Report how many lines contain the word "from"; answer with the number only.

○ ○ ○ ○ ○

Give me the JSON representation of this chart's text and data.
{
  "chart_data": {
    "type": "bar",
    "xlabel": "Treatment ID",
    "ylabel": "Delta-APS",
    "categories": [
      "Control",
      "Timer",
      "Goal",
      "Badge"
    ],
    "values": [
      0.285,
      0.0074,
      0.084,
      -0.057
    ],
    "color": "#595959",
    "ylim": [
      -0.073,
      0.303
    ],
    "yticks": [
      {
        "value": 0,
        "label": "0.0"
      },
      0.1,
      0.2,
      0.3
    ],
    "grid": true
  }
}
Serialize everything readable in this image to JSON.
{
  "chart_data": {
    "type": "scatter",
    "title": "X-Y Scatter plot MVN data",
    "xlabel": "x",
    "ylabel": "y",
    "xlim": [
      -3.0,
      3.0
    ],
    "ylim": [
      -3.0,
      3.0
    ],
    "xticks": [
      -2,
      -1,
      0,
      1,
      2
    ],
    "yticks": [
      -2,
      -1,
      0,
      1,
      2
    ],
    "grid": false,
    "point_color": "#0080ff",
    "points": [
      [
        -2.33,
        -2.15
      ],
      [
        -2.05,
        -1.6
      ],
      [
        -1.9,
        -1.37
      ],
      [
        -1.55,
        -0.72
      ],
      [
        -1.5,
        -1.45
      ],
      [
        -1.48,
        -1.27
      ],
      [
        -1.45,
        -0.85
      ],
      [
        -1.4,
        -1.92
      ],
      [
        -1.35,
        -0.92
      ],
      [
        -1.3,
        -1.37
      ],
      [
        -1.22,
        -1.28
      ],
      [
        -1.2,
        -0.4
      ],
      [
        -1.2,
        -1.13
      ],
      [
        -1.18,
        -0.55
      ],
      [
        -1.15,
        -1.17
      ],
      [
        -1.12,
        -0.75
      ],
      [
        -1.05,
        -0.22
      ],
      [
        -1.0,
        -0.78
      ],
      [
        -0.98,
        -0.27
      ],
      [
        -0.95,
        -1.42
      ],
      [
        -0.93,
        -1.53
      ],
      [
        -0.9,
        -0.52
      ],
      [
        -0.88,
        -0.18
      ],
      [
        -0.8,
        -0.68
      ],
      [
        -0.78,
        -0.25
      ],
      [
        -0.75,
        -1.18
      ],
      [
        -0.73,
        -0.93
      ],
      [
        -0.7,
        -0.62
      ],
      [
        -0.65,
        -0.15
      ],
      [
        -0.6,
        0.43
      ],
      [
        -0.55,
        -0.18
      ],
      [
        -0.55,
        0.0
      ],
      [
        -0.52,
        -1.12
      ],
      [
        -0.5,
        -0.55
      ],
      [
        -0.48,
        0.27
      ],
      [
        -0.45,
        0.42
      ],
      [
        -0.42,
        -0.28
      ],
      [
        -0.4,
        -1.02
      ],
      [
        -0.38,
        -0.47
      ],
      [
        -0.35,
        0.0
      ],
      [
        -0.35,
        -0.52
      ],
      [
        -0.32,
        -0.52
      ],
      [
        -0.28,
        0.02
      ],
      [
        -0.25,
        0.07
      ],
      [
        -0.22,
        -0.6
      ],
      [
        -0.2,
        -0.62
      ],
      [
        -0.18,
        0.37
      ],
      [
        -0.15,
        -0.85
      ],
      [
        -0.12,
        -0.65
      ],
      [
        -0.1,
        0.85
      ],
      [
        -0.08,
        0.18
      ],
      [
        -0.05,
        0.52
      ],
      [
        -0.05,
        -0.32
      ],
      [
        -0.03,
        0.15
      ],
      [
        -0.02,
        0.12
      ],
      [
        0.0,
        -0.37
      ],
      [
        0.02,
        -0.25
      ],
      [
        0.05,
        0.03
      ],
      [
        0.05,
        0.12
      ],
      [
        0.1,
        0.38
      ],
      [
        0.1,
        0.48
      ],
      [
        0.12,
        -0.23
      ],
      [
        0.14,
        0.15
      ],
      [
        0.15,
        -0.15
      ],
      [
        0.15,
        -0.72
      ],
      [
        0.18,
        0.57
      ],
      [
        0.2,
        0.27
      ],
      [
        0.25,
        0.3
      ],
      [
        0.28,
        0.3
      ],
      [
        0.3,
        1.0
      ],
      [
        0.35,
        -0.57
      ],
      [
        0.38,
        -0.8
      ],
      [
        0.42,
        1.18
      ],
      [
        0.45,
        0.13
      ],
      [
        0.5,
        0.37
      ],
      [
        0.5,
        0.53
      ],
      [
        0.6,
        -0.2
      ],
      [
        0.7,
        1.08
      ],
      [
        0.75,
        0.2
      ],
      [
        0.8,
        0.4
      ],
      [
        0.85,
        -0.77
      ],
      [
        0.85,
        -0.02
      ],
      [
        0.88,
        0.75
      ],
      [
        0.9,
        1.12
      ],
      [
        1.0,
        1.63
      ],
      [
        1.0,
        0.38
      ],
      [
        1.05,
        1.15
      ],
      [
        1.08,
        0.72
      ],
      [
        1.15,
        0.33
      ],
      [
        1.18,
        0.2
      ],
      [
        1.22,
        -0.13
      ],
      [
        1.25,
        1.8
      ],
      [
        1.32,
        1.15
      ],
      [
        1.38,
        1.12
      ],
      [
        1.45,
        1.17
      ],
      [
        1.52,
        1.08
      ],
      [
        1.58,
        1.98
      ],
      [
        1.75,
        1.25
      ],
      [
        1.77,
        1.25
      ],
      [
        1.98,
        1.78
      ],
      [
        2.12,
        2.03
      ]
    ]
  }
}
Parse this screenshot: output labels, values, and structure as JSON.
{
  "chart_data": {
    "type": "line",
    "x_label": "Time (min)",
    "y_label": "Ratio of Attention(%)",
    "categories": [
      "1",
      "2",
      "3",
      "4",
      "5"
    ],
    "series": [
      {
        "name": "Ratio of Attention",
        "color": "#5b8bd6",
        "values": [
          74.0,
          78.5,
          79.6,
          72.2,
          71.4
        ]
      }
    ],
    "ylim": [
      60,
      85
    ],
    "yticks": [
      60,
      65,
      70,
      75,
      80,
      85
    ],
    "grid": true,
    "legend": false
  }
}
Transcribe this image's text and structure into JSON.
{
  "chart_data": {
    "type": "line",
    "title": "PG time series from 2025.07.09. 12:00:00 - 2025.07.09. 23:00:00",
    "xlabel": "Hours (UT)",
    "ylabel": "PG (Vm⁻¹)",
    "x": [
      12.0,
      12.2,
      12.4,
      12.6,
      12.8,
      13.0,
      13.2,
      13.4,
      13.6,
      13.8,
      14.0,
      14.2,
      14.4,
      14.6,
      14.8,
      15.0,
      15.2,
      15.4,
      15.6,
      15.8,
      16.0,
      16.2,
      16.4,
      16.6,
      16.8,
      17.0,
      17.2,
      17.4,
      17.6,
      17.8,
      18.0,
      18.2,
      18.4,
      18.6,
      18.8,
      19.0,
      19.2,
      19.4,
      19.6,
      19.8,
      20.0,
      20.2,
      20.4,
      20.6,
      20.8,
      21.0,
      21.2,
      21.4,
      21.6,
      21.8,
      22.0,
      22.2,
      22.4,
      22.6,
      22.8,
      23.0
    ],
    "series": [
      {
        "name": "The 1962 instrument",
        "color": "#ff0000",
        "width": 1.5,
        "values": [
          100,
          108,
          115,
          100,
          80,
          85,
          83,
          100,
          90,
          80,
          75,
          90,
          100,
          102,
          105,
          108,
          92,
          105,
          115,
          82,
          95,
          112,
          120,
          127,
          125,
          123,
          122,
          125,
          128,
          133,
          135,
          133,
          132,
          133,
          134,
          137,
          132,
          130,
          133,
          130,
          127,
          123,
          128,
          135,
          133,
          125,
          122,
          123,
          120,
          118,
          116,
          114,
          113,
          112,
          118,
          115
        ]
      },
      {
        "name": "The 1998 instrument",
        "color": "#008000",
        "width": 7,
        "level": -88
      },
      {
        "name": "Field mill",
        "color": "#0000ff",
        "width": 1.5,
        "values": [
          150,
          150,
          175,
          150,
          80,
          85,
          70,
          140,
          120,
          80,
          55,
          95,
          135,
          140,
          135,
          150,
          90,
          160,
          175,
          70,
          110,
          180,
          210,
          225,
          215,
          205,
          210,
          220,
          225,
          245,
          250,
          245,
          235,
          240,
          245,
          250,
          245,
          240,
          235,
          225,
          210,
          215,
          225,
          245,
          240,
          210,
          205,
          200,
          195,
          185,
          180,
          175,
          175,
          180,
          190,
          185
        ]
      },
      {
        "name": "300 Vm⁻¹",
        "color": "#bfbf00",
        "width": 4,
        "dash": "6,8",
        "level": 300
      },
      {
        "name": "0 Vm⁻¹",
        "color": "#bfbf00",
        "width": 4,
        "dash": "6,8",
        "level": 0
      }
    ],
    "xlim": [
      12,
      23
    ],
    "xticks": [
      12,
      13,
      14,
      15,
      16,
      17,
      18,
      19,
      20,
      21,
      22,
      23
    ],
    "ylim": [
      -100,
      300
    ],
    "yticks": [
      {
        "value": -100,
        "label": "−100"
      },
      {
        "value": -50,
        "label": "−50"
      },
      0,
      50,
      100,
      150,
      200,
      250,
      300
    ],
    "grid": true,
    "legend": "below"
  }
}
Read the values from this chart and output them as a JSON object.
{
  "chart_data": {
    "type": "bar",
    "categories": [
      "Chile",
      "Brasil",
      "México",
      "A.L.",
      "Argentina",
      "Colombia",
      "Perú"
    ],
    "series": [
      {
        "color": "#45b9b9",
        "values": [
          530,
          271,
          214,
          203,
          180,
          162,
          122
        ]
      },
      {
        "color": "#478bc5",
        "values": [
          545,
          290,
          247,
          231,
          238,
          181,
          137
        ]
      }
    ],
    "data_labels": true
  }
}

○ ○ ○ ○ ○

■ **FULL RESPONSE**:
2